Extracted data entries
§ §

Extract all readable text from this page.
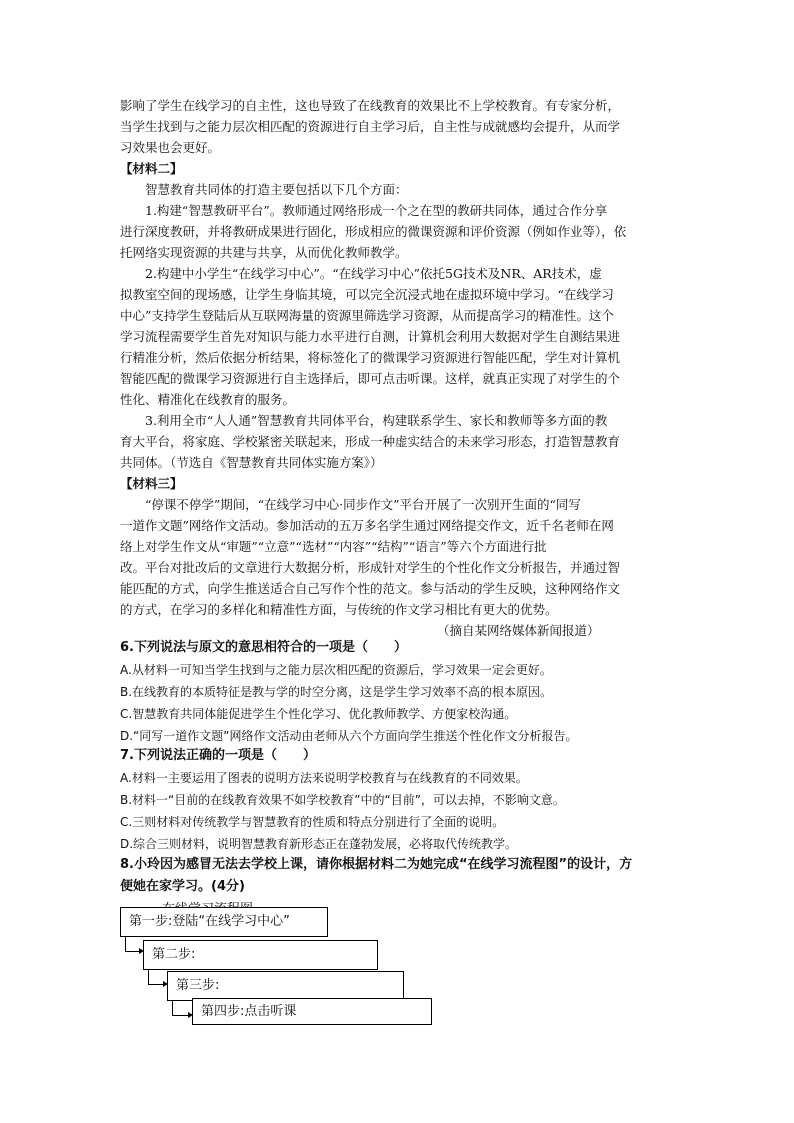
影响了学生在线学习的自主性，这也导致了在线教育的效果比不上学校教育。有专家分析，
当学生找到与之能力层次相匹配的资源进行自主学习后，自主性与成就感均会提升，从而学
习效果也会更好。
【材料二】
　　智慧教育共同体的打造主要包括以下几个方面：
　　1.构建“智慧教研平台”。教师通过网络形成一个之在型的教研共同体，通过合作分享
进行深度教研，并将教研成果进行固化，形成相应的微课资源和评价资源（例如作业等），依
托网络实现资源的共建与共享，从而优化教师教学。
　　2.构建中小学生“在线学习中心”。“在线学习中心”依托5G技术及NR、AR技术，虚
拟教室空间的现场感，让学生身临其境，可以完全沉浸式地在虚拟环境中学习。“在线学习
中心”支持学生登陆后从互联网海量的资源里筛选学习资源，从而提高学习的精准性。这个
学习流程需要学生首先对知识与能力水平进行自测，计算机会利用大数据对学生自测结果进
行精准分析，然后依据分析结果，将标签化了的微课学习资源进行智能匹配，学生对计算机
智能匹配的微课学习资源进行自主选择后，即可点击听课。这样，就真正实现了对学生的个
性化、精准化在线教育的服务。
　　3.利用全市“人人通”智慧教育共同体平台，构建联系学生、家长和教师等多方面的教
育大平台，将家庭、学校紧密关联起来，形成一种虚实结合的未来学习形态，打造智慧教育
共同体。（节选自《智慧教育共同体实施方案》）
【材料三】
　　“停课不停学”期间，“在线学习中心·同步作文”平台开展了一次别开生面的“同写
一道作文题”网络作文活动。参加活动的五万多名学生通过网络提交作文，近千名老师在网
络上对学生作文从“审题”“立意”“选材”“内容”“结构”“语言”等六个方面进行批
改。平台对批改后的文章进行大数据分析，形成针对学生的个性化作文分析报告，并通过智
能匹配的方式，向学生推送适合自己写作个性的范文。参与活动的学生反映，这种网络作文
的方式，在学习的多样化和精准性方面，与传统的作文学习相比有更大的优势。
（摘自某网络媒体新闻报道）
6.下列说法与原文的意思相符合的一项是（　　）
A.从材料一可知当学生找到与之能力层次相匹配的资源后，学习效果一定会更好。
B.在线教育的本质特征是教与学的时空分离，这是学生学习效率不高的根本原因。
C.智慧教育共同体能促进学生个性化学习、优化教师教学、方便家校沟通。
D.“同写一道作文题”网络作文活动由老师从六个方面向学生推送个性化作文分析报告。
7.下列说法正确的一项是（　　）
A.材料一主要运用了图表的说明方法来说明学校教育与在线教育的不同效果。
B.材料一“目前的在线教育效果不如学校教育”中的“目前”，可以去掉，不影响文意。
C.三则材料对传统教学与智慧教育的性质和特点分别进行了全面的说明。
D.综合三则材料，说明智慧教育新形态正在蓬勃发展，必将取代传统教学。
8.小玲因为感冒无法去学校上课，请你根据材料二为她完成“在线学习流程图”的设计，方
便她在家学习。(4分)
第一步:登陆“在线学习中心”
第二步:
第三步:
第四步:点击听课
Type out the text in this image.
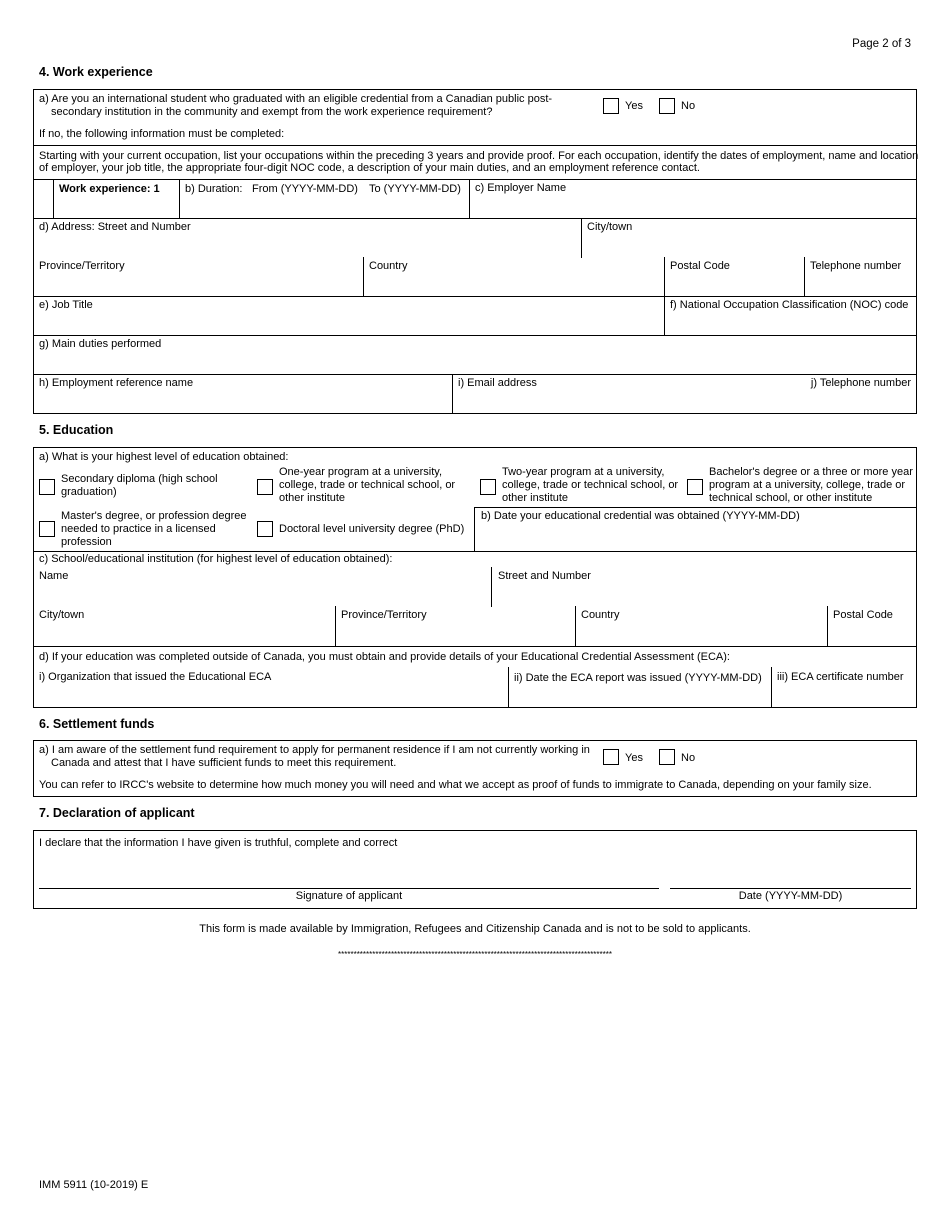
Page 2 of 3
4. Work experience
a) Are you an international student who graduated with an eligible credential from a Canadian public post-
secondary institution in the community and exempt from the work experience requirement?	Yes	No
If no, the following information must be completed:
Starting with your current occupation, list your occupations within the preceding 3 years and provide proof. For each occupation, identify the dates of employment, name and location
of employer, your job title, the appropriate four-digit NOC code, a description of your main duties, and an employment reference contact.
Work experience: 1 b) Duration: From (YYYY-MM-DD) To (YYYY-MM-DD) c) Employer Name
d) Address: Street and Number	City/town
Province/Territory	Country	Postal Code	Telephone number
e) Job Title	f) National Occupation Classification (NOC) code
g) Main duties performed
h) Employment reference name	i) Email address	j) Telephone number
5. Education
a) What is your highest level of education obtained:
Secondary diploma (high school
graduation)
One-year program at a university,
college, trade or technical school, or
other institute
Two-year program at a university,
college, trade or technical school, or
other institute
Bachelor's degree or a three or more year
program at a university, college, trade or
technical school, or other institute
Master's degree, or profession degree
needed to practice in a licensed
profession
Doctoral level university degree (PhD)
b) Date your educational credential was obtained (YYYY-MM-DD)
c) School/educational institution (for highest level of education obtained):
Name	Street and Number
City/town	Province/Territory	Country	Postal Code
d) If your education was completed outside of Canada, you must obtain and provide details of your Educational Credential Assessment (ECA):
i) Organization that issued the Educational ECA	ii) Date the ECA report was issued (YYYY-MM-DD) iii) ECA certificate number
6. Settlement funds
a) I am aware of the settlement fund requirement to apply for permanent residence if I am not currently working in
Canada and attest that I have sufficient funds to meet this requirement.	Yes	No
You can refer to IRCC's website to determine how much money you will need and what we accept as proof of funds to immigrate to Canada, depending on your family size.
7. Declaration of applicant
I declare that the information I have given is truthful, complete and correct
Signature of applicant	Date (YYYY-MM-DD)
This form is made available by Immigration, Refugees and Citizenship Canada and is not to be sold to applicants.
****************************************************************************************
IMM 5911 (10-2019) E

§ §

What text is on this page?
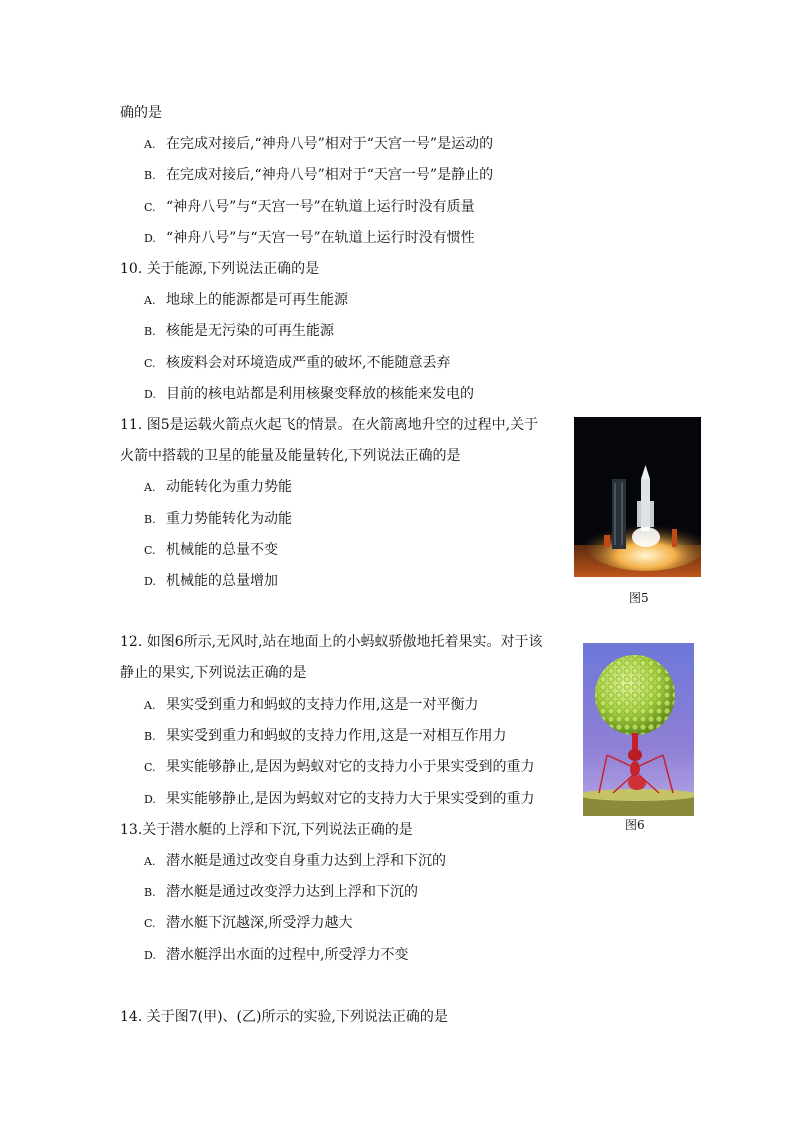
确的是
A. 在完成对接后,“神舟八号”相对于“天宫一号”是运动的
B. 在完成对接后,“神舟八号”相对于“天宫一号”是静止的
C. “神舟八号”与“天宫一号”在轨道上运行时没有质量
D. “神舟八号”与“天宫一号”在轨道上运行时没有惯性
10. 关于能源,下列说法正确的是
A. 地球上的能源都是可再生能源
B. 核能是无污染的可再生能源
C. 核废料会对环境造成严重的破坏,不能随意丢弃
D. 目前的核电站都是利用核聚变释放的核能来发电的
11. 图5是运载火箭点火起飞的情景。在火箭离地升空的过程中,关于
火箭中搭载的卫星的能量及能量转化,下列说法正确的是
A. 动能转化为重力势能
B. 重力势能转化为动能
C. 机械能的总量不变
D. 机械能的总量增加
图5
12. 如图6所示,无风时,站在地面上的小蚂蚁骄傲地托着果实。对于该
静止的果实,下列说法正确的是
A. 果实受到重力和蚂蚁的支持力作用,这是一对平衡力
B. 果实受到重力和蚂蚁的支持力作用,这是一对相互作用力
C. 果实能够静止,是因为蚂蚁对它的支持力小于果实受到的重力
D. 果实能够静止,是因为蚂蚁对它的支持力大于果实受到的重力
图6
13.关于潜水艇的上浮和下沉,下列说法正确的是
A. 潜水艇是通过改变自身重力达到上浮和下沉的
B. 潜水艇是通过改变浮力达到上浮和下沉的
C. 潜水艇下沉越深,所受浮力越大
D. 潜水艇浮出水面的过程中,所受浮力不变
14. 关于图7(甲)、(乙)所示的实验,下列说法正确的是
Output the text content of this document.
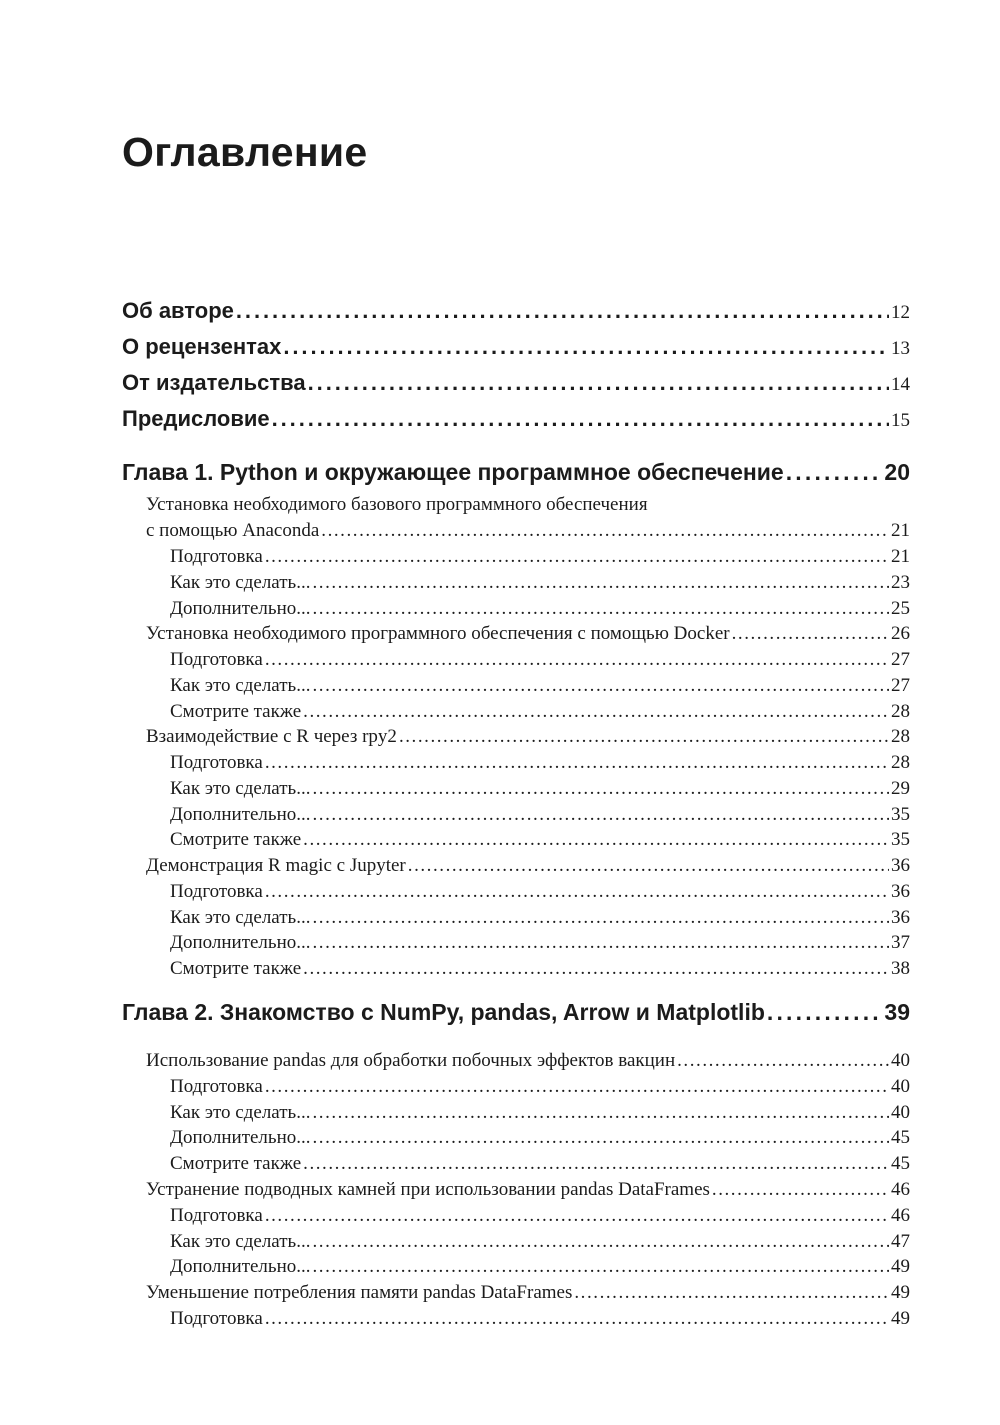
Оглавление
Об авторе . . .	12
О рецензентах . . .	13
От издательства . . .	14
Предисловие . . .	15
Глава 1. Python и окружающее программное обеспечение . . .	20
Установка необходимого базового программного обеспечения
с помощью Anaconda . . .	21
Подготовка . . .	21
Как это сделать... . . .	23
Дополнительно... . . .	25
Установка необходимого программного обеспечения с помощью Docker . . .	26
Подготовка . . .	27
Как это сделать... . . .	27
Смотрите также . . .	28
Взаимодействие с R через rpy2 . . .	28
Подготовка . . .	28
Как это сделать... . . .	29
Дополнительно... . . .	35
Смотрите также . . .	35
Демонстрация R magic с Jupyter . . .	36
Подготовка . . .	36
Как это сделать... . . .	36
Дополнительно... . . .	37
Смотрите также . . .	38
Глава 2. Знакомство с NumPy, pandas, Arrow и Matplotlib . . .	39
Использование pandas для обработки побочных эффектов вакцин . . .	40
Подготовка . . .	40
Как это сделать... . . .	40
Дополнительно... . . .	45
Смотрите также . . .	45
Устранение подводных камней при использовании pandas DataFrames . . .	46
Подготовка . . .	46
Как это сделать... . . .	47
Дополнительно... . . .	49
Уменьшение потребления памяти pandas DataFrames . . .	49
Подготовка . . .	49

§ §

Check each line above for the word "DataFrames" and say how many have it, with nothing else.

2